WHAT YOU SHOULD DO:
Each line of the listing that contains the word "Press" is to be copied.

┌──

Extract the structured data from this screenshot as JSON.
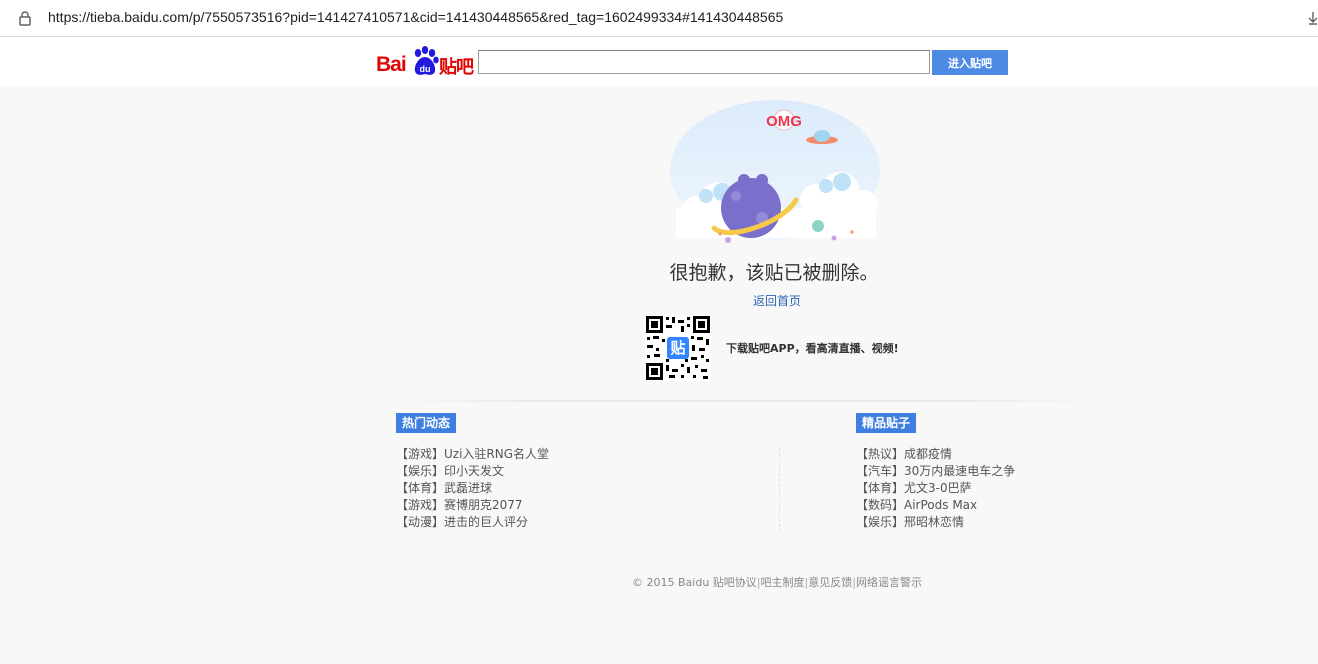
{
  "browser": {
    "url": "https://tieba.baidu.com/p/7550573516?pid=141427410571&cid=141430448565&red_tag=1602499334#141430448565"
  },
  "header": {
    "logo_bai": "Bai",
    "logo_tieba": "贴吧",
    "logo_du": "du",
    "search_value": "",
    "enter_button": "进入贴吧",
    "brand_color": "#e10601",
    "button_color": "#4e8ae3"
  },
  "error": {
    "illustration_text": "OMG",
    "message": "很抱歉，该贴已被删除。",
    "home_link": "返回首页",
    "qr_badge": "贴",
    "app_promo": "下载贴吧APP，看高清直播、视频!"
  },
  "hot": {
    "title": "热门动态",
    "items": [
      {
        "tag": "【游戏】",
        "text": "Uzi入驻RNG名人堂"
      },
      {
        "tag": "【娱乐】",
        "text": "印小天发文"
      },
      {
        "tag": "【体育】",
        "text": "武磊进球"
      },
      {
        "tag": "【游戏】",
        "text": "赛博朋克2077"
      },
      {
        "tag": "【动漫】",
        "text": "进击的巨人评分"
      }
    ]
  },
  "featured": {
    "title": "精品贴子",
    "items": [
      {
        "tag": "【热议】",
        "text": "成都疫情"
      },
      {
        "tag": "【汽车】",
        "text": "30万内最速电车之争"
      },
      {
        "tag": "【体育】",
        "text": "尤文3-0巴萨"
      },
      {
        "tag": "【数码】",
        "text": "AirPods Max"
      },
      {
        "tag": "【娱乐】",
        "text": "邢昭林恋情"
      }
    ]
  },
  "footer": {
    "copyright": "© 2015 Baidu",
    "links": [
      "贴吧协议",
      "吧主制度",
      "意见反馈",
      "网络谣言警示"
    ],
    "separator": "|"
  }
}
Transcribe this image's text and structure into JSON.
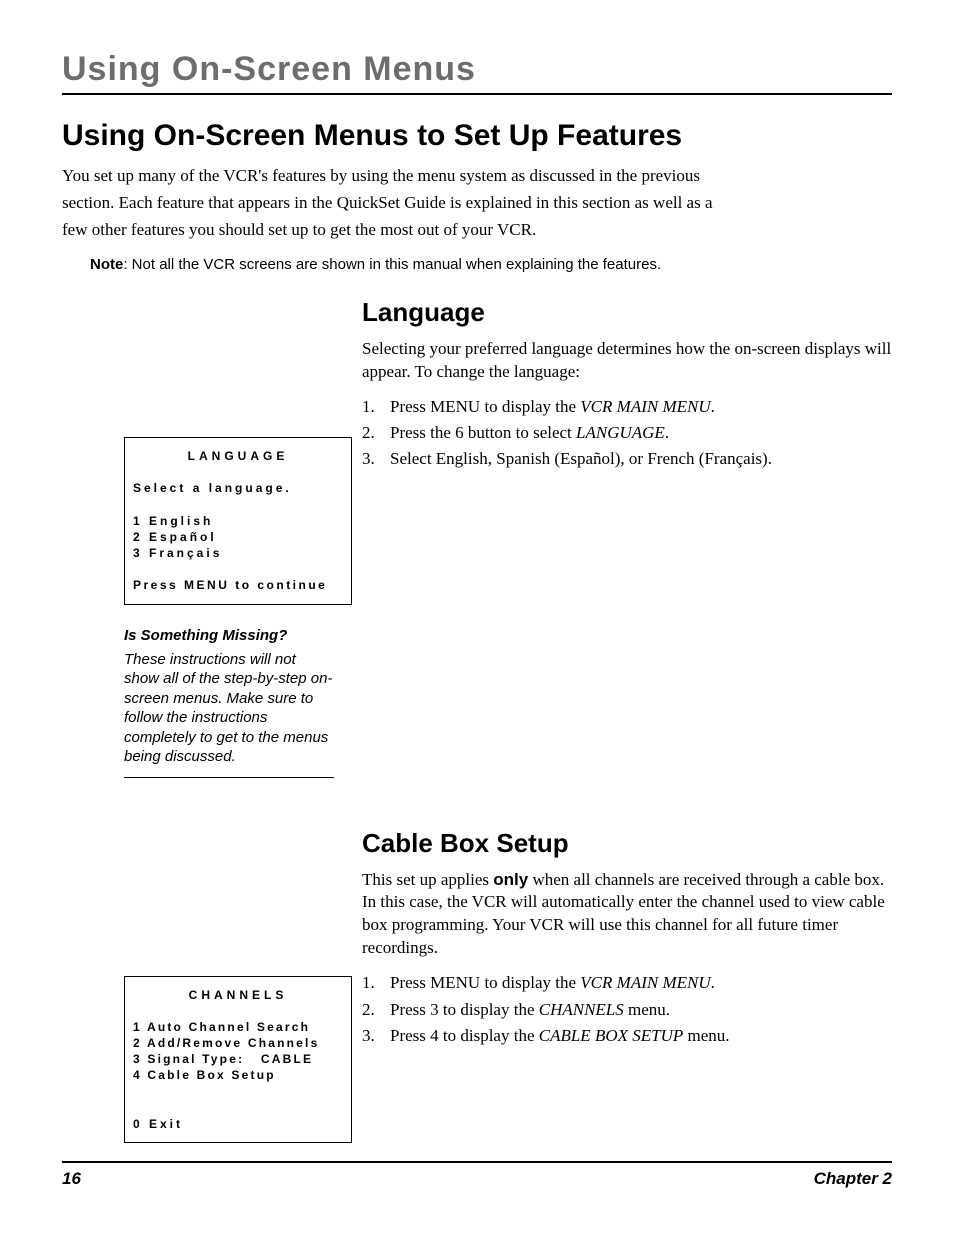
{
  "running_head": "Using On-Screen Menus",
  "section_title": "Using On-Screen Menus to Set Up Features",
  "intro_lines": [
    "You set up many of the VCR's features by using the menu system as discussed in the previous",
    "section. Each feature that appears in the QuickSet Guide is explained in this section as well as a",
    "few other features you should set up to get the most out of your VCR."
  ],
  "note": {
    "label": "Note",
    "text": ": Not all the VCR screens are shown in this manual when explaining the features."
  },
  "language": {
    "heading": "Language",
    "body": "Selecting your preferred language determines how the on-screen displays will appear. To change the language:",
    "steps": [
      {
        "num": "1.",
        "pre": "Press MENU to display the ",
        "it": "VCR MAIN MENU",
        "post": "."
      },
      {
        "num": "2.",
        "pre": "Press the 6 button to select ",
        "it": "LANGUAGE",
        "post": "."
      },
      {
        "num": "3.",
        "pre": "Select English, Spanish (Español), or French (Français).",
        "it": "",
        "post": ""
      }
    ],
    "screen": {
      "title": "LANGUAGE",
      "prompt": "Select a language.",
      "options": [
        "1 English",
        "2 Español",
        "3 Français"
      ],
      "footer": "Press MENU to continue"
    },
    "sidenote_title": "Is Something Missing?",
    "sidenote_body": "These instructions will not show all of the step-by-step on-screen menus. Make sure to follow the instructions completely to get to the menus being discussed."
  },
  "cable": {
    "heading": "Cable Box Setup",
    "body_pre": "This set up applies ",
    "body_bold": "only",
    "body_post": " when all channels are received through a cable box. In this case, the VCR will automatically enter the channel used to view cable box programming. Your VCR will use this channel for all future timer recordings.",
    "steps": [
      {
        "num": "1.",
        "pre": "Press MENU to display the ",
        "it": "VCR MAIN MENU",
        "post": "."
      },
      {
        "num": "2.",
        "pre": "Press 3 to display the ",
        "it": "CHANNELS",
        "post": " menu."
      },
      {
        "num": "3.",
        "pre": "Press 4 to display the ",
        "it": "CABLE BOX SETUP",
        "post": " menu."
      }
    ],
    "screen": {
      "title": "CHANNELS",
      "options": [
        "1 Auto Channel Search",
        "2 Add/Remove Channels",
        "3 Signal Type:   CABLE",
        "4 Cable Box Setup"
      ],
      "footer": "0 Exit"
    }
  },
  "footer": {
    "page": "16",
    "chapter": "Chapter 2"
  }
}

└──

RESULT OF THE TASK:
        "pre": "Press MENU to display the ",
        "pre": "Press the 6 button to select ",
      "footer": "Press MENU to continue"
        "pre": "Press MENU to display the ",
        "pre": "Press 3 to display the ",
        "pre": "Press 4 to display the ",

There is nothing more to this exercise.